*** RECORD LIST ***

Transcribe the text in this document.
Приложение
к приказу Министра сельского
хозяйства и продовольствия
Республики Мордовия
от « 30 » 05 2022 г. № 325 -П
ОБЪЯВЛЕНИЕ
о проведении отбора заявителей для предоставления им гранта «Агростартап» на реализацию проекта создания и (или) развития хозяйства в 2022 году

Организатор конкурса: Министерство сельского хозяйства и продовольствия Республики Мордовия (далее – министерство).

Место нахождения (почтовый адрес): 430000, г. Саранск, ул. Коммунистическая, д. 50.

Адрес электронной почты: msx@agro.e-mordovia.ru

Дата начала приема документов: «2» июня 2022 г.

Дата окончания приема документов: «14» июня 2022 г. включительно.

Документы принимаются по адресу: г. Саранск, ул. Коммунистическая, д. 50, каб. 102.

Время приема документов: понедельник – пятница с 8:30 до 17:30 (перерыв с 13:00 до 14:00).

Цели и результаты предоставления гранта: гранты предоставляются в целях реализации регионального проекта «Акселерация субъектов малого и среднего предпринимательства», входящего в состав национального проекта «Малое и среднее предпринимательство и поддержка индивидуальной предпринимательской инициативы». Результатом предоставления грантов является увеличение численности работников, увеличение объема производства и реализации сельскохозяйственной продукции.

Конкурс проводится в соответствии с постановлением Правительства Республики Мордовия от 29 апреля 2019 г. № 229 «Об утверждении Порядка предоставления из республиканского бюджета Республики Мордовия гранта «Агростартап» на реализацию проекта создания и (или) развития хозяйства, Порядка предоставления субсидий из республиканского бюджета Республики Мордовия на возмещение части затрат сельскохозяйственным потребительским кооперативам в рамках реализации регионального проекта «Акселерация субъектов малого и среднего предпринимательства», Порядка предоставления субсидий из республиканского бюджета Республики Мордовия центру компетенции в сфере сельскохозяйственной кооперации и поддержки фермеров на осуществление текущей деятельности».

***

TASK OBJECTIVE: Copy every single line of the material above that holds "июня".

RESPONSE FOR THIS EXERCISE:
Дата начала приема документов: «2» июня 2022 г.
Дата окончания приема документов: «14» июня 2022 г. включительно.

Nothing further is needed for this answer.